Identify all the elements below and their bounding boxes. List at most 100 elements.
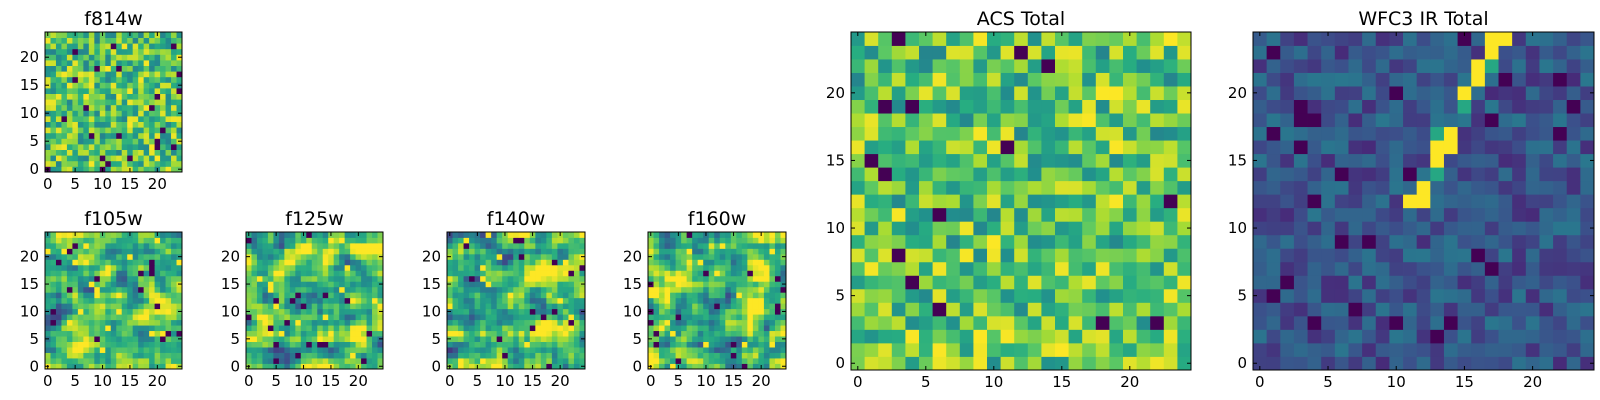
heatmap-cell — [714, 308, 721, 315]
heatmap-cell — [458, 270, 464, 277]
heatmap-cell — [132, 127, 139, 134]
heatmap-cell — [1539, 167, 1554, 182]
heatmap-cell — [94, 319, 101, 326]
heatmap-cell — [573, 363, 580, 370]
heatmap-cell — [171, 76, 177, 83]
heatmap-cell — [686, 286, 693, 293]
heatmap-cell — [1150, 234, 1165, 249]
heatmap-cell — [149, 286, 155, 293]
heatmap-cell — [659, 330, 665, 337]
heatmap-cell — [697, 292, 704, 299]
heatmap-cell — [681, 347, 688, 353]
heatmap-cell — [485, 336, 492, 342]
heatmap-cell — [127, 259, 134, 266]
heatmap-cell — [1123, 288, 1137, 303]
heatmap-cell — [946, 302, 961, 317]
heatmap-cell — [774, 308, 781, 315]
heatmap-cell — [366, 292, 373, 299]
heatmap-cell — [452, 347, 459, 353]
heatmap-cell — [664, 314, 671, 321]
heatmap-cell — [496, 336, 503, 342]
heatmap-cell — [1068, 315, 1083, 330]
heatmap-cell — [1177, 126, 1192, 141]
heatmap-cell — [171, 232, 177, 238]
heatmap-cell — [524, 264, 531, 271]
heatmap-cell — [1055, 275, 1069, 290]
heatmap-cell — [1000, 194, 1015, 209]
heatmap-cell — [88, 264, 95, 271]
heatmap-cell — [149, 166, 155, 173]
heatmap-cell — [562, 308, 569, 315]
heatmap-cell — [295, 242, 302, 249]
heatmap-cell — [339, 237, 346, 244]
heatmap-cell — [774, 314, 781, 321]
heatmap-cell — [752, 325, 759, 332]
heatmap-cell — [891, 288, 906, 303]
heatmap-cell — [513, 308, 520, 315]
heatmap-cell — [664, 347, 671, 353]
heatmap-cell — [350, 352, 356, 359]
heatmap-cell — [562, 314, 569, 321]
heatmap-cell — [551, 237, 558, 244]
heatmap-cell — [256, 325, 263, 332]
heatmap-cell — [670, 248, 676, 255]
heatmap-cell — [160, 65, 166, 72]
heatmap-cell — [322, 292, 329, 299]
heatmap-cell — [747, 248, 754, 255]
heatmap-cell — [959, 342, 974, 357]
heatmap-cell — [1334, 248, 1349, 263]
heatmap-cell — [703, 292, 710, 299]
heatmap-cell — [1177, 261, 1192, 276]
heatmap-cell — [1566, 275, 1581, 290]
heatmap-cell — [1266, 261, 1281, 276]
heatmap-cell — [730, 325, 737, 332]
heatmap-cell — [659, 259, 665, 266]
heatmap-cell — [513, 292, 520, 299]
heatmap-cell — [1457, 207, 1472, 222]
heatmap-cell — [1362, 234, 1377, 249]
heatmap-cell — [1136, 315, 1151, 330]
heatmap-cell — [659, 297, 665, 304]
heatmap-cell — [99, 325, 106, 332]
heatmap-cell — [132, 275, 139, 282]
heatmap-cell — [138, 352, 145, 359]
heatmap-cell — [372, 352, 378, 359]
heatmap-cell — [322, 341, 329, 348]
heatmap-cell — [747, 259, 754, 266]
heatmap-cell — [540, 341, 547, 348]
heatmap-cell — [149, 155, 155, 162]
heatmap-cell — [50, 363, 57, 370]
heatmap-cell — [350, 314, 356, 321]
heatmap-cell — [72, 48, 79, 55]
heatmap-cell — [946, 207, 961, 222]
heatmap-cell — [61, 325, 68, 332]
heatmap-cell — [344, 253, 351, 260]
heatmap-cell — [66, 341, 73, 348]
heatmap-cell — [83, 155, 90, 162]
heatmap-cell — [154, 347, 161, 353]
heatmap-cell — [1566, 180, 1581, 195]
heatmap-cell — [780, 232, 787, 238]
x-tick-label: 20 — [1120, 373, 1139, 391]
heatmap-cell — [105, 319, 112, 326]
axes-frame — [446, 231, 586, 370]
heatmap-cell — [653, 232, 660, 238]
heatmap-cell — [1109, 140, 1124, 155]
heatmap-cell — [741, 303, 748, 310]
heatmap-cell — [1027, 329, 1042, 344]
heatmap-cell — [692, 232, 699, 238]
heatmap-cell — [165, 54, 172, 61]
heatmap-cell — [1095, 72, 1110, 87]
heatmap-cell — [45, 259, 51, 266]
heatmap-cell — [1000, 221, 1015, 236]
heatmap-cell — [350, 347, 356, 353]
heatmap-cell — [758, 336, 765, 342]
heatmap-cell — [143, 303, 150, 310]
heatmap-cell — [1123, 275, 1137, 290]
heatmap-cell — [110, 104, 117, 111]
heatmap-cell — [1163, 140, 1178, 155]
heatmap-cell — [116, 330, 123, 337]
heatmap-cell — [289, 297, 296, 304]
heatmap-cell — [551, 259, 558, 266]
heatmap-cell — [171, 166, 177, 173]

----

→ WHAT TO WORK ON: Copy the records again, switching "axes-frame" to "plot-area" and leaving everything else unchanged. Omit the pictures.

→ RESPONSE TO THE EXERCISE:
Identify all the elements below and their bounding boxes. List at most 100 elements.
heatmap-cell — [714, 308, 721, 315]
heatmap-cell — [458, 270, 464, 277]
heatmap-cell — [132, 127, 139, 134]
heatmap-cell — [1539, 167, 1554, 182]
heatmap-cell — [94, 319, 101, 326]
heatmap-cell — [573, 363, 580, 370]
heatmap-cell — [171, 76, 177, 83]
heatmap-cell — [686, 286, 693, 293]
heatmap-cell — [1150, 234, 1165, 249]
heatmap-cell — [149, 286, 155, 293]
heatmap-cell — [659, 330, 665, 337]
heatmap-cell — [697, 292, 704, 299]
heatmap-cell — [681, 347, 688, 353]
heatmap-cell — [485, 336, 492, 342]
heatmap-cell — [127, 259, 134, 266]
heatmap-cell — [1123, 288, 1137, 303]
heatmap-cell — [946, 302, 961, 317]
heatmap-cell — [774, 308, 781, 315]
heatmap-cell — [366, 292, 373, 299]
heatmap-cell — [452, 347, 459, 353]
heatmap-cell — [664, 314, 671, 321]
heatmap-cell — [496, 336, 503, 342]
heatmap-cell — [1068, 315, 1083, 330]
heatmap-cell — [1177, 126, 1192, 141]
heatmap-cell — [171, 232, 177, 238]
heatmap-cell — [524, 264, 531, 271]
heatmap-cell — [1055, 275, 1069, 290]
heatmap-cell — [1000, 194, 1015, 209]
heatmap-cell — [88, 264, 95, 271]
heatmap-cell — [149, 166, 155, 173]
heatmap-cell — [562, 308, 569, 315]
heatmap-cell — [295, 242, 302, 249]
heatmap-cell — [339, 237, 346, 244]
heatmap-cell — [774, 314, 781, 321]
heatmap-cell — [752, 325, 759, 332]
heatmap-cell — [891, 288, 906, 303]
heatmap-cell — [513, 308, 520, 315]
heatmap-cell — [664, 347, 671, 353]
heatmap-cell — [350, 352, 356, 359]
heatmap-cell — [562, 314, 569, 321]
heatmap-cell — [551, 237, 558, 244]
heatmap-cell — [256, 325, 263, 332]
heatmap-cell — [670, 248, 676, 255]
heatmap-cell — [160, 65, 166, 72]
heatmap-cell — [322, 292, 329, 299]
heatmap-cell — [747, 248, 754, 255]
heatmap-cell — [959, 342, 974, 357]
heatmap-cell — [1334, 248, 1349, 263]
heatmap-cell — [703, 292, 710, 299]
heatmap-cell — [1177, 261, 1192, 276]
heatmap-cell — [1566, 275, 1581, 290]
heatmap-cell — [1266, 261, 1281, 276]
heatmap-cell — [730, 325, 737, 332]
heatmap-cell — [659, 259, 665, 266]
heatmap-cell — [513, 292, 520, 299]
heatmap-cell — [1457, 207, 1472, 222]
heatmap-cell — [1362, 234, 1377, 249]
heatmap-cell — [1136, 315, 1151, 330]
heatmap-cell — [659, 297, 665, 304]
heatmap-cell — [99, 325, 106, 332]
heatmap-cell — [132, 275, 139, 282]
heatmap-cell — [138, 352, 145, 359]
heatmap-cell — [372, 352, 378, 359]
heatmap-cell — [322, 341, 329, 348]
heatmap-cell — [747, 259, 754, 266]
heatmap-cell — [540, 341, 547, 348]
heatmap-cell — [149, 155, 155, 162]
heatmap-cell — [50, 363, 57, 370]
heatmap-cell — [350, 314, 356, 321]
heatmap-cell — [72, 48, 79, 55]
heatmap-cell — [946, 207, 961, 222]
heatmap-cell — [61, 325, 68, 332]
heatmap-cell — [344, 253, 351, 260]
heatmap-cell — [66, 341, 73, 348]
heatmap-cell — [83, 155, 90, 162]
heatmap-cell — [154, 347, 161, 353]
heatmap-cell — [1566, 180, 1581, 195]
heatmap-cell — [780, 232, 787, 238]
x-tick-label: 20 — [1120, 373, 1139, 391]
heatmap-cell — [105, 319, 112, 326]
plot-area — [446, 231, 586, 370]
heatmap-cell — [653, 232, 660, 238]
heatmap-cell — [1109, 140, 1124, 155]
heatmap-cell — [741, 303, 748, 310]
heatmap-cell — [1027, 329, 1042, 344]
heatmap-cell — [692, 232, 699, 238]
heatmap-cell — [165, 54, 172, 61]
heatmap-cell — [1095, 72, 1110, 87]
heatmap-cell — [45, 259, 51, 266]
heatmap-cell — [1000, 221, 1015, 236]
heatmap-cell — [350, 347, 356, 353]
heatmap-cell — [758, 336, 765, 342]
heatmap-cell — [143, 303, 150, 310]
heatmap-cell — [1123, 275, 1137, 290]
heatmap-cell — [110, 104, 117, 111]
heatmap-cell — [1163, 140, 1178, 155]
heatmap-cell — [116, 330, 123, 337]
heatmap-cell — [289, 297, 296, 304]
heatmap-cell — [551, 259, 558, 266]
heatmap-cell — [171, 166, 177, 173]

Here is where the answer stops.